_STORED DATA_:
-- start --

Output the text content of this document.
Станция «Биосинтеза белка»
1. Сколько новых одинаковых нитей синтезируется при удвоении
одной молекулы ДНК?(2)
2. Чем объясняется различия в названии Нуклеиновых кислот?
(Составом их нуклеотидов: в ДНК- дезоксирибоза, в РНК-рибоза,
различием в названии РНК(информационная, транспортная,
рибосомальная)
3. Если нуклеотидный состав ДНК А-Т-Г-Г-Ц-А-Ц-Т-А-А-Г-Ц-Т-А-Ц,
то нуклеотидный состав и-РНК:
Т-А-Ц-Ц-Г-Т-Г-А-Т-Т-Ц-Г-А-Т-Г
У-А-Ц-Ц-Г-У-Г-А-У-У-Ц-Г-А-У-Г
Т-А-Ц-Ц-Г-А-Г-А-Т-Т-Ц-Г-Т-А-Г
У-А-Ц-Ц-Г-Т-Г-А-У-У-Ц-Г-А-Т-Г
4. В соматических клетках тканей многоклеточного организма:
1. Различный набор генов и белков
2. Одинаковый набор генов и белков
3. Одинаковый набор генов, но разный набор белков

-- end --

_WORK INSTRUCTIONS_:
Generate an exact reproduction of all entries.

_RESULT FOR THIS EXERCISE_:
Output the text content of this document.
Станция «Биосинтеза белка»
1. Сколько новых одинаковых нитей синтезируется при удвоении
одной молекулы ДНК?(2)
2. Чем объясняется различия в названии Нуклеиновых кислот?
(Составом их нуклеотидов: в ДНК- дезоксирибоза, в РНК-рибоза,
различием в названии РНК(информационная, транспортная,
рибосомальная)
3. Если нуклеотидный состав ДНК А-Т-Г-Г-Ц-А-Ц-Т-А-А-Г-Ц-Т-А-Ц,
то нуклеотидный состав и-РНК:
Т-А-Ц-Ц-Г-Т-Г-А-Т-Т-Ц-Г-А-Т-Г
У-А-Ц-Ц-Г-У-Г-А-У-У-Ц-Г-А-У-Г
Т-А-Ц-Ц-Г-А-Г-А-Т-Т-Ц-Г-Т-А-Г
У-А-Ц-Ц-Г-Т-Г-А-У-У-Ц-Г-А-Т-Г
4. В соматических клетках тканей многоклеточного организма:
1. Различный набор генов и белков
2. Одинаковый набор генов и белков
3. Одинаковый набор генов, но разный набор белков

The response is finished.